## [Input records]
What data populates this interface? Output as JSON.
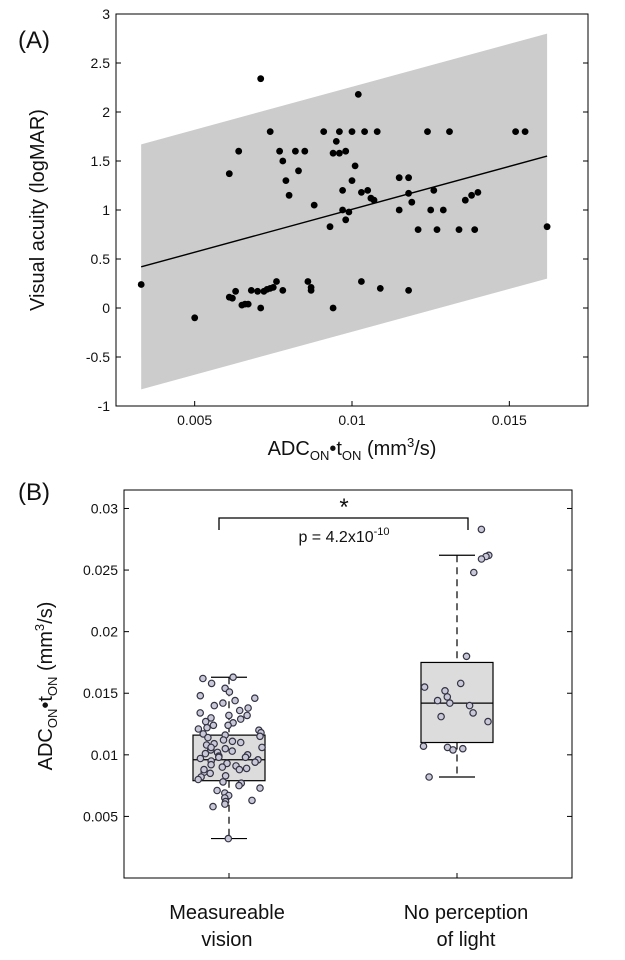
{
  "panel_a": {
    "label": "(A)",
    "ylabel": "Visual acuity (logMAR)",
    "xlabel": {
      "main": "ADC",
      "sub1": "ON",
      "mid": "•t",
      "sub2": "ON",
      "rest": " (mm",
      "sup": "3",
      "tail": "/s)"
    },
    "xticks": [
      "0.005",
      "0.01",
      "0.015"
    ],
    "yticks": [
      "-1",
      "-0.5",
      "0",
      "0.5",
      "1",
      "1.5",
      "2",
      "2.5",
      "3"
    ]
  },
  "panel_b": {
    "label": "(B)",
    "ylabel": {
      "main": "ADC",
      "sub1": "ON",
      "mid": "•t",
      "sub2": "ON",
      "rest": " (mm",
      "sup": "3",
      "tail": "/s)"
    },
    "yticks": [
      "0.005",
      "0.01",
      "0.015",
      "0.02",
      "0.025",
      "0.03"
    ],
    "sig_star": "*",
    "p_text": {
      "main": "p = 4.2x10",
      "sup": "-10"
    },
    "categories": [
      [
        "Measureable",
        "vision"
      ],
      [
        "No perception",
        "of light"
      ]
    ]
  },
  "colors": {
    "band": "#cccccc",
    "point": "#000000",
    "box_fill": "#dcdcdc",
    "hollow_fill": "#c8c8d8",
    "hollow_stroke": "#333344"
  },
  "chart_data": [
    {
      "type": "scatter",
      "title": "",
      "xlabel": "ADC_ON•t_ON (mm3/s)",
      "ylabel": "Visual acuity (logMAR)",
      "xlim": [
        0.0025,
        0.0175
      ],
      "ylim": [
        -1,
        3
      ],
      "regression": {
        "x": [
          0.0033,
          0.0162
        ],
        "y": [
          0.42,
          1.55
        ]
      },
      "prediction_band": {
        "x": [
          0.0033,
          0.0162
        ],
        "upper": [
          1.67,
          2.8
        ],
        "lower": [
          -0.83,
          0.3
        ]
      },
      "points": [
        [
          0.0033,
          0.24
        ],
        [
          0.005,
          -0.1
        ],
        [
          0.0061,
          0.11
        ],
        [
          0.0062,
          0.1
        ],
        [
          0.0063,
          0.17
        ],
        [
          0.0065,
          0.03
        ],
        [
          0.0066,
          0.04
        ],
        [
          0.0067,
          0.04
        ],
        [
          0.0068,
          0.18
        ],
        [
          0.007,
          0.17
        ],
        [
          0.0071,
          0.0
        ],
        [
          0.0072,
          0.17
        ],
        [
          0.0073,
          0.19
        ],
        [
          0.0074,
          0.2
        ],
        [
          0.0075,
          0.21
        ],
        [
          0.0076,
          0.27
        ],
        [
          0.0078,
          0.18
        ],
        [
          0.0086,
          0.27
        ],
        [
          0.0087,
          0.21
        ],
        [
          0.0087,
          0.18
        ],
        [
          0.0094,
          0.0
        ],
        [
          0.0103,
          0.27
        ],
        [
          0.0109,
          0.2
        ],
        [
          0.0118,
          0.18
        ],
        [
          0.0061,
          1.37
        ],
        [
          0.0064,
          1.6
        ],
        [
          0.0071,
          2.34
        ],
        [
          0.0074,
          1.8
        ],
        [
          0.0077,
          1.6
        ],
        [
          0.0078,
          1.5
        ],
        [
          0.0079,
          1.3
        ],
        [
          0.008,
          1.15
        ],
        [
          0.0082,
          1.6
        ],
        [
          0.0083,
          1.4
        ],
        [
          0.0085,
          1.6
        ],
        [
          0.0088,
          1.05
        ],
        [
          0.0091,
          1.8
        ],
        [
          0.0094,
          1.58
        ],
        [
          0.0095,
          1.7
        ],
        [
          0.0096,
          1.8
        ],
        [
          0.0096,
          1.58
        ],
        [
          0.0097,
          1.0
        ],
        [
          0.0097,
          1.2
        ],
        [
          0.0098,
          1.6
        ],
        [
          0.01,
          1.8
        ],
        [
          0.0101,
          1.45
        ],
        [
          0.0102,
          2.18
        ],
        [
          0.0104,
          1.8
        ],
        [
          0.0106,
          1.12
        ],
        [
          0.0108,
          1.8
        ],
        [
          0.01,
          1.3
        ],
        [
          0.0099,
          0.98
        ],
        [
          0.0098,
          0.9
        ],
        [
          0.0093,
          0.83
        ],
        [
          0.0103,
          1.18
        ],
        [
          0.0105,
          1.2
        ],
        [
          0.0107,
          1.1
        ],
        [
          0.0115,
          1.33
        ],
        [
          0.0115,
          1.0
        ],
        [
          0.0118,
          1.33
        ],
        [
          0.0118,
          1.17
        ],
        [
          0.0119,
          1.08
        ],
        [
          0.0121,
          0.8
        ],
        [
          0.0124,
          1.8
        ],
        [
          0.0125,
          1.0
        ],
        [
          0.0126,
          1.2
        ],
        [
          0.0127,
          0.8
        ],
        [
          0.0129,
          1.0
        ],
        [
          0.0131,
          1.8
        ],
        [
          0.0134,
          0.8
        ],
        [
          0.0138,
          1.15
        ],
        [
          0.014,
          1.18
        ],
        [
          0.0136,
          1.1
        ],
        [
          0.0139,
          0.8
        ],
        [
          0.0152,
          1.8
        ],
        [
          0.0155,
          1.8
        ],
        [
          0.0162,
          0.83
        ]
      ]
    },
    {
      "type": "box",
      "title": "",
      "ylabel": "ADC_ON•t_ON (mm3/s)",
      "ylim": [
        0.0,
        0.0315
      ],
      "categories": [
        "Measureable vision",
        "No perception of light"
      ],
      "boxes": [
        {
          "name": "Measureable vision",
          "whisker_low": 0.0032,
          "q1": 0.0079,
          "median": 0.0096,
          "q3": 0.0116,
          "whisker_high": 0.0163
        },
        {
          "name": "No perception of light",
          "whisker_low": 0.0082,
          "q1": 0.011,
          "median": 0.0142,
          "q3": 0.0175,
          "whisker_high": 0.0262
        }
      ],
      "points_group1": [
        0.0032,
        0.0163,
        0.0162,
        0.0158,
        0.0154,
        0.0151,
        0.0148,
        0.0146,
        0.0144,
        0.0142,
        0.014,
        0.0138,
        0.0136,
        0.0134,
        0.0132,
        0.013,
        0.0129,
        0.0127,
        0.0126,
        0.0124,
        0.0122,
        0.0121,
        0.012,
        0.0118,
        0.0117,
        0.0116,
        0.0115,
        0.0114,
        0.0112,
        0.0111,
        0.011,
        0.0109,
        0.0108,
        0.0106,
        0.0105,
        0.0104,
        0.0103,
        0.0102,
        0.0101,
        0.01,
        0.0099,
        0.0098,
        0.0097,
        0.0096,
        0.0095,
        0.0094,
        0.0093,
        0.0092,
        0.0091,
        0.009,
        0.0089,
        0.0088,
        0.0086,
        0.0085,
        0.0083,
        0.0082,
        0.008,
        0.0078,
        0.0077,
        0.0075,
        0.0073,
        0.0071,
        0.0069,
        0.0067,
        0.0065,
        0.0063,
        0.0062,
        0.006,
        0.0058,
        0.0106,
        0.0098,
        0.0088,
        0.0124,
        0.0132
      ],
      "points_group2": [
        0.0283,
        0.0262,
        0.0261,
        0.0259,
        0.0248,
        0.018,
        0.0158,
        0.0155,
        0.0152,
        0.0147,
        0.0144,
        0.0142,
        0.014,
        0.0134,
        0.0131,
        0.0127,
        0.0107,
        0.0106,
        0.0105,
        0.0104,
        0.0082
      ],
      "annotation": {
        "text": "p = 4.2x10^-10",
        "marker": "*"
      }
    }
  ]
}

## [Given task]
Each entry should be repeated exactly as it appears; the pictures stay out.

## [Answer to this problem]
What data populates this interface? Output as JSON.
{
  "panel_a": {
    "label": "(A)",
    "ylabel": "Visual acuity (logMAR)",
    "xlabel": {
      "main": "ADC",
      "sub1": "ON",
      "mid": "•t",
      "sub2": "ON",
      "rest": " (mm",
      "sup": "3",
      "tail": "/s)"
    },
    "xticks": [
      "0.005",
      "0.01",
      "0.015"
    ],
    "yticks": [
      "-1",
      "-0.5",
      "0",
      "0.5",
      "1",
      "1.5",
      "2",
      "2.5",
      "3"
    ]
  },
  "panel_b": {
    "label": "(B)",
    "ylabel": {
      "main": "ADC",
      "sub1": "ON",
      "mid": "•t",
      "sub2": "ON",
      "rest": " (mm",
      "sup": "3",
      "tail": "/s)"
    },
    "yticks": [
      "0.005",
      "0.01",
      "0.015",
      "0.02",
      "0.025",
      "0.03"
    ],
    "sig_star": "*",
    "p_text": {
      "main": "p = 4.2x10",
      "sup": "-10"
    },
    "categories": [
      [
        "Measureable",
        "vision"
      ],
      [
        "No perception",
        "of light"
      ]
    ]
  },
  "colors": {
    "band": "#cccccc",
    "point": "#000000",
    "box_fill": "#dcdcdc",
    "hollow_fill": "#c8c8d8",
    "hollow_stroke": "#333344"
  },
  "chart_data": [
    {
      "type": "scatter",
      "title": "",
      "xlabel": "ADC_ON•t_ON (mm3/s)",
      "ylabel": "Visual acuity (logMAR)",
      "xlim": [
        0.0025,
        0.0175
      ],
      "ylim": [
        -1,
        3
      ],
      "regression": {
        "x": [
          0.0033,
          0.0162
        ],
        "y": [
          0.42,
          1.55
        ]
      },
      "prediction_band": {
        "x": [
          0.0033,
          0.0162
        ],
        "upper": [
          1.67,
          2.8
        ],
        "lower": [
          -0.83,
          0.3
        ]
      },
      "points": [
        [
          0.0033,
          0.24
        ],
        [
          0.005,
          -0.1
        ],
        [
          0.0061,
          0.11
        ],
        [
          0.0062,
          0.1
        ],
        [
          0.0063,
          0.17
        ],
        [
          0.0065,
          0.03
        ],
        [
          0.0066,
          0.04
        ],
        [
          0.0067,
          0.04
        ],
        [
          0.0068,
          0.18
        ],
        [
          0.007,
          0.17
        ],
        [
          0.0071,
          0.0
        ],
        [
          0.0072,
          0.17
        ],
        [
          0.0073,
          0.19
        ],
        [
          0.0074,
          0.2
        ],
        [
          0.0075,
          0.21
        ],
        [
          0.0076,
          0.27
        ],
        [
          0.0078,
          0.18
        ],
        [
          0.0086,
          0.27
        ],
        [
          0.0087,
          0.21
        ],
        [
          0.0087,
          0.18
        ],
        [
          0.0094,
          0.0
        ],
        [
          0.0103,
          0.27
        ],
        [
          0.0109,
          0.2
        ],
        [
          0.0118,
          0.18
        ],
        [
          0.0061,
          1.37
        ],
        [
          0.0064,
          1.6
        ],
        [
          0.0071,
          2.34
        ],
        [
          0.0074,
          1.8
        ],
        [
          0.0077,
          1.6
        ],
        [
          0.0078,
          1.5
        ],
        [
          0.0079,
          1.3
        ],
        [
          0.008,
          1.15
        ],
        [
          0.0082,
          1.6
        ],
        [
          0.0083,
          1.4
        ],
        [
          0.0085,
          1.6
        ],
        [
          0.0088,
          1.05
        ],
        [
          0.0091,
          1.8
        ],
        [
          0.0094,
          1.58
        ],
        [
          0.0095,
          1.7
        ],
        [
          0.0096,
          1.8
        ],
        [
          0.0096,
          1.58
        ],
        [
          0.0097,
          1.0
        ],
        [
          0.0097,
          1.2
        ],
        [
          0.0098,
          1.6
        ],
        [
          0.01,
          1.8
        ],
        [
          0.0101,
          1.45
        ],
        [
          0.0102,
          2.18
        ],
        [
          0.0104,
          1.8
        ],
        [
          0.0106,
          1.12
        ],
        [
          0.0108,
          1.8
        ],
        [
          0.01,
          1.3
        ],
        [
          0.0099,
          0.98
        ],
        [
          0.0098,
          0.9
        ],
        [
          0.0093,
          0.83
        ],
        [
          0.0103,
          1.18
        ],
        [
          0.0105,
          1.2
        ],
        [
          0.0107,
          1.1
        ],
        [
          0.0115,
          1.33
        ],
        [
          0.0115,
          1.0
        ],
        [
          0.0118,
          1.33
        ],
        [
          0.0118,
          1.17
        ],
        [
          0.0119,
          1.08
        ],
        [
          0.0121,
          0.8
        ],
        [
          0.0124,
          1.8
        ],
        [
          0.0125,
          1.0
        ],
        [
          0.0126,
          1.2
        ],
        [
          0.0127,
          0.8
        ],
        [
          0.0129,
          1.0
        ],
        [
          0.0131,
          1.8
        ],
        [
          0.0134,
          0.8
        ],
        [
          0.0138,
          1.15
        ],
        [
          0.014,
          1.18
        ],
        [
          0.0136,
          1.1
        ],
        [
          0.0139,
          0.8
        ],
        [
          0.0152,
          1.8
        ],
        [
          0.0155,
          1.8
        ],
        [
          0.0162,
          0.83
        ]
      ]
    },
    {
      "type": "box",
      "title": "",
      "ylabel": "ADC_ON•t_ON (mm3/s)",
      "ylim": [
        0.0,
        0.0315
      ],
      "categories": [
        "Measureable vision",
        "No perception of light"
      ],
      "boxes": [
        {
          "name": "Measureable vision",
          "whisker_low": 0.0032,
          "q1": 0.0079,
          "median": 0.0096,
          "q3": 0.0116,
          "whisker_high": 0.0163
        },
        {
          "name": "No perception of light",
          "whisker_low": 0.0082,
          "q1": 0.011,
          "median": 0.0142,
          "q3": 0.0175,
          "whisker_high": 0.0262
        }
      ],
      "points_group1": [
        0.0032,
        0.0163,
        0.0162,
        0.0158,
        0.0154,
        0.0151,
        0.0148,
        0.0146,
        0.0144,
        0.0142,
        0.014,
        0.0138,
        0.0136,
        0.0134,
        0.0132,
        0.013,
        0.0129,
        0.0127,
        0.0126,
        0.0124,
        0.0122,
        0.0121,
        0.012,
        0.0118,
        0.0117,
        0.0116,
        0.0115,
        0.0114,
        0.0112,
        0.0111,
        0.011,
        0.0109,
        0.0108,
        0.0106,
        0.0105,
        0.0104,
        0.0103,
        0.0102,
        0.0101,
        0.01,
        0.0099,
        0.0098,
        0.0097,
        0.0096,
        0.0095,
        0.0094,
        0.0093,
        0.0092,
        0.0091,
        0.009,
        0.0089,
        0.0088,
        0.0086,
        0.0085,
        0.0083,
        0.0082,
        0.008,
        0.0078,
        0.0077,
        0.0075,
        0.0073,
        0.0071,
        0.0069,
        0.0067,
        0.0065,
        0.0063,
        0.0062,
        0.006,
        0.0058,
        0.0106,
        0.0098,
        0.0088,
        0.0124,
        0.0132
      ],
      "points_group2": [
        0.0283,
        0.0262,
        0.0261,
        0.0259,
        0.0248,
        0.018,
        0.0158,
        0.0155,
        0.0152,
        0.0147,
        0.0144,
        0.0142,
        0.014,
        0.0134,
        0.0131,
        0.0127,
        0.0107,
        0.0106,
        0.0105,
        0.0104,
        0.0082
      ],
      "annotation": {
        "text": "p = 4.2x10^-10",
        "marker": "*"
      }
    }
  ]
}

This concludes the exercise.